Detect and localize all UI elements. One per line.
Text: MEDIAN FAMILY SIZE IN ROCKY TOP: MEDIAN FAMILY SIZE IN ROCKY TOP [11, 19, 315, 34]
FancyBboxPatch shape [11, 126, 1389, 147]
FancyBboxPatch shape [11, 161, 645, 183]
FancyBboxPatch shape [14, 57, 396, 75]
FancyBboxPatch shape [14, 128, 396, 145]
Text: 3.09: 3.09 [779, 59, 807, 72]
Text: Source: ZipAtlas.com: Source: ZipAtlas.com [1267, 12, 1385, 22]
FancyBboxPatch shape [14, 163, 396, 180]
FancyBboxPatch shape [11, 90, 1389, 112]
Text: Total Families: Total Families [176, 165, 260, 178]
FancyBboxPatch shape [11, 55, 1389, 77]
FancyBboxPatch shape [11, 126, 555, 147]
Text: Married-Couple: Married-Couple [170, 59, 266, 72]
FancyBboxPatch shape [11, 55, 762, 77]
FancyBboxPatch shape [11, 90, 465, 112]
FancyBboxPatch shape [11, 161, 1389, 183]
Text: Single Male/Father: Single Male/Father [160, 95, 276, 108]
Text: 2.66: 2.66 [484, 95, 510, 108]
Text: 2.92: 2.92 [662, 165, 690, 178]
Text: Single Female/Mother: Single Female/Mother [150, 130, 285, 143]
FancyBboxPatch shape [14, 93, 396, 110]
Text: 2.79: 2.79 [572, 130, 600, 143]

◇ ◇ ◇

Requirement:
Rewrite the item above, replacing every "FancyBboxPatch shape" with "Rectangle shape" and leaving everything else unchanged.

Answer:
Detect and localize all UI elements. One per line.
Text: MEDIAN FAMILY SIZE IN ROCKY TOP: MEDIAN FAMILY SIZE IN ROCKY TOP [11, 19, 315, 34]
Rectangle shape [11, 126, 1389, 147]
Rectangle shape [11, 161, 645, 183]
Rectangle shape [14, 57, 396, 75]
Rectangle shape [14, 128, 396, 145]
Text: 3.09: 3.09 [779, 59, 807, 72]
Text: Source: ZipAtlas.com: Source: ZipAtlas.com [1267, 12, 1385, 22]
Rectangle shape [14, 163, 396, 180]
Rectangle shape [11, 90, 1389, 112]
Text: Total Families: Total Families [176, 165, 260, 178]
Rectangle shape [11, 55, 1389, 77]
Rectangle shape [11, 126, 555, 147]
Text: Married-Couple: Married-Couple [170, 59, 266, 72]
Rectangle shape [11, 55, 762, 77]
Rectangle shape [11, 90, 465, 112]
Rectangle shape [11, 161, 1389, 183]
Text: Single Male/Father: Single Male/Father [160, 95, 276, 108]
Text: 2.66: 2.66 [484, 95, 510, 108]
Text: 2.92: 2.92 [662, 165, 690, 178]
Text: Single Female/Mother: Single Female/Mother [150, 130, 285, 143]
Rectangle shape [14, 93, 396, 110]
Text: 2.79: 2.79 [572, 130, 600, 143]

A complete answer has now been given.